#### Instruction
Search the material for the word "JSON" and copy each line that holds it.
* Begin Records shown *
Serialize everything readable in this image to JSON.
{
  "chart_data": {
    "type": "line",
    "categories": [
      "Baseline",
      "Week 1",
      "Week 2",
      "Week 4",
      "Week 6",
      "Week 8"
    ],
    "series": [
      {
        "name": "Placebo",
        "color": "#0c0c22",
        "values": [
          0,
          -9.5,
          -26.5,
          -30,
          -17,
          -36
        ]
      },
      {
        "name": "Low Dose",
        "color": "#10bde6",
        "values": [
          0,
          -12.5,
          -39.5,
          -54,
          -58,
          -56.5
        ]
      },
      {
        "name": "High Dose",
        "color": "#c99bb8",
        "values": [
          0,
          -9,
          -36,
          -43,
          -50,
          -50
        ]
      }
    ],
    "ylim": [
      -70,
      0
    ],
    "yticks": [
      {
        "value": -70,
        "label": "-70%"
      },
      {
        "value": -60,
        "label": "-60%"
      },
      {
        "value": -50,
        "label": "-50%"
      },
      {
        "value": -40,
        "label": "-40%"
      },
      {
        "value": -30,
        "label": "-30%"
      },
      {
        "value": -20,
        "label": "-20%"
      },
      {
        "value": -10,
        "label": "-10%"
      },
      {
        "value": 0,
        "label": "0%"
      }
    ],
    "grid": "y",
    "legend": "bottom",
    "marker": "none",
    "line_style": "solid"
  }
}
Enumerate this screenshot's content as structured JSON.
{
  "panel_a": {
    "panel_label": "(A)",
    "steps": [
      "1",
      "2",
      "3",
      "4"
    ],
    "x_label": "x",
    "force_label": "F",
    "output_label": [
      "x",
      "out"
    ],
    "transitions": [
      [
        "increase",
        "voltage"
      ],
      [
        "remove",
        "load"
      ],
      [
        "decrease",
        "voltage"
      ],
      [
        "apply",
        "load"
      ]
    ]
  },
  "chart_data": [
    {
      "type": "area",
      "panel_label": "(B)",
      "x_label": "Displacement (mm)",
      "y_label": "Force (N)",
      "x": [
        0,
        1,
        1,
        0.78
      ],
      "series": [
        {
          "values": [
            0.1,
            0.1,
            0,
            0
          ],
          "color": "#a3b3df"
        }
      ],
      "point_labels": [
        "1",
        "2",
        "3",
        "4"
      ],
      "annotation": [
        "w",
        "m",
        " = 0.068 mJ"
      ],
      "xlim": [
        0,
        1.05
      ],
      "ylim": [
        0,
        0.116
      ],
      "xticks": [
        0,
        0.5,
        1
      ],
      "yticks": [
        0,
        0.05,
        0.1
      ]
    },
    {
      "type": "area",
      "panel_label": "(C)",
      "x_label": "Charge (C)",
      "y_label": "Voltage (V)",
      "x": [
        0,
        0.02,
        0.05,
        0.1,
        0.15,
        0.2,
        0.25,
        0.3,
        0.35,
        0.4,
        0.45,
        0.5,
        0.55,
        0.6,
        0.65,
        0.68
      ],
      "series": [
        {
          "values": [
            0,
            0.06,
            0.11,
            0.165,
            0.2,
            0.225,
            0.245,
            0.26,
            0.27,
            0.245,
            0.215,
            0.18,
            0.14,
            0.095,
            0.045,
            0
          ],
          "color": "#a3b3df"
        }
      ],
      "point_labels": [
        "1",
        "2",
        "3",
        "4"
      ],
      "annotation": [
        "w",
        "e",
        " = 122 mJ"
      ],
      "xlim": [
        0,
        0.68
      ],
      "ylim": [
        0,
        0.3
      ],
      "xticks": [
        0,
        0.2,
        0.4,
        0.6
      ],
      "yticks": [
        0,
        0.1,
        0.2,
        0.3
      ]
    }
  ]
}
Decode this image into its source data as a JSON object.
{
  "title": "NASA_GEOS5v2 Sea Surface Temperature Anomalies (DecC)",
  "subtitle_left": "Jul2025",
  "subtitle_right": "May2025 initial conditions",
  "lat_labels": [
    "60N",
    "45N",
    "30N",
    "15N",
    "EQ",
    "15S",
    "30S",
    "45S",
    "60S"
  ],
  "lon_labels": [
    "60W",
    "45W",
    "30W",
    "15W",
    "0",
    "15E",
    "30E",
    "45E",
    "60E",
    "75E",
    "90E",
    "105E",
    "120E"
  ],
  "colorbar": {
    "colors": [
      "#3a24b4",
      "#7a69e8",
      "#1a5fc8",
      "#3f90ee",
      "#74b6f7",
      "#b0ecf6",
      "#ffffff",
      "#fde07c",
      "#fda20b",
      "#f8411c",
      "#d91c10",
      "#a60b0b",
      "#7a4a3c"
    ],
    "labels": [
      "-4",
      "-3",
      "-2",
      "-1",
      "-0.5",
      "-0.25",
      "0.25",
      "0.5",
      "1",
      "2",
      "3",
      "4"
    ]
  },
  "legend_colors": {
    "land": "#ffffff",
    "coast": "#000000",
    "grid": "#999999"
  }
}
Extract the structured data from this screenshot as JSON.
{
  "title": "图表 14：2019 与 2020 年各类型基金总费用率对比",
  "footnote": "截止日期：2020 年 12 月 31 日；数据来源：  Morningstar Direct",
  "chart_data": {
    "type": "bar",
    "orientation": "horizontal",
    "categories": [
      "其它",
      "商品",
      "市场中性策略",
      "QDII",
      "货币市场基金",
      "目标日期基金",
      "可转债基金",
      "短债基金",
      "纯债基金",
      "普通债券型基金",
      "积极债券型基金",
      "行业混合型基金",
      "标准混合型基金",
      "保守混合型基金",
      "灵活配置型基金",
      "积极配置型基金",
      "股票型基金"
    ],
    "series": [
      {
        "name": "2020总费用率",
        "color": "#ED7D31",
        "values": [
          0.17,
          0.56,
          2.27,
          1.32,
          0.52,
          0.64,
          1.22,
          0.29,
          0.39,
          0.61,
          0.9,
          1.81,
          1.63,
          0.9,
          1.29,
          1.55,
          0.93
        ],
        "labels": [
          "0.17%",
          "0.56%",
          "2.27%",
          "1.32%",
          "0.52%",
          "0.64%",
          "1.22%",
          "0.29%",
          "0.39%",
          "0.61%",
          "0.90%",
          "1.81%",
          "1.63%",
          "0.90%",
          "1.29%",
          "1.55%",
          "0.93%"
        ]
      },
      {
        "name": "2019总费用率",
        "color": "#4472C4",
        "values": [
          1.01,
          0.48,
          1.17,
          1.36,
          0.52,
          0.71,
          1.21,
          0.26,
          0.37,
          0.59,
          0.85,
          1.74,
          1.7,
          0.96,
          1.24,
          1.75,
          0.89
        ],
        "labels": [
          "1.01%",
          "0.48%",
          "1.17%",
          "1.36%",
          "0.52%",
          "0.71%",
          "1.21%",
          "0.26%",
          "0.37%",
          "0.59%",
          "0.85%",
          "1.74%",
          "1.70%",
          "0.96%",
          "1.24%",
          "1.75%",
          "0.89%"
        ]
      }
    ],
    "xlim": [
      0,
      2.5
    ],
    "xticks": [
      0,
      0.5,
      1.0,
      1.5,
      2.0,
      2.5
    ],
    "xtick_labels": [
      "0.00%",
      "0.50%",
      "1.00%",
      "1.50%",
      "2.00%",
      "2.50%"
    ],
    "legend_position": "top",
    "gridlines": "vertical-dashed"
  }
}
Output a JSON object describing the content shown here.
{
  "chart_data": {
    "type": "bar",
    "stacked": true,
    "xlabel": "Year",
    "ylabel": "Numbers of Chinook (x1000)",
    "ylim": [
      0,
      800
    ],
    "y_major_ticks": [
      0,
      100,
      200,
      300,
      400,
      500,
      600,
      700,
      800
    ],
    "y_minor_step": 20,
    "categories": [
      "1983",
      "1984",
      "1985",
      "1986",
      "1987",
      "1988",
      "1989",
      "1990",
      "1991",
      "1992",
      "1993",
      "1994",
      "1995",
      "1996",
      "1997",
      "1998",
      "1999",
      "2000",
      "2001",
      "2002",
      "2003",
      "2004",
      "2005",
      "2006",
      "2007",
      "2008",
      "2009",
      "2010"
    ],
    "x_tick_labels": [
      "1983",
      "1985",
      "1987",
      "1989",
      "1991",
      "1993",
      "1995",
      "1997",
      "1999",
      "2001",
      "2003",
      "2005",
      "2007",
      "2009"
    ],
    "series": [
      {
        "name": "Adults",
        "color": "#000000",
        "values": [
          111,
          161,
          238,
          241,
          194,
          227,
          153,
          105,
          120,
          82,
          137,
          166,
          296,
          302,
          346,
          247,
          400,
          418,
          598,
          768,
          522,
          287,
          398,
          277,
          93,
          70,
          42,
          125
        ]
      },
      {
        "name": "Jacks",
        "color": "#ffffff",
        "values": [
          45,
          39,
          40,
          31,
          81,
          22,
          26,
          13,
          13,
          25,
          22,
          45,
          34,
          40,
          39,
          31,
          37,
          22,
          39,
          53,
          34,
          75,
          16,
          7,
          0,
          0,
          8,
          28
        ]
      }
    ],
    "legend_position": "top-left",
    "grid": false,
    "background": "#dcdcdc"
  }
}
* End Records shown *
#### The response
Serialize everything readable in this image to JSON.
Enumerate this screenshot's content as structured JSON.
Decode this image into its source data as a JSON object.
Extract the structured data from this screenshot as JSON.
Output a JSON object describing the content shown here.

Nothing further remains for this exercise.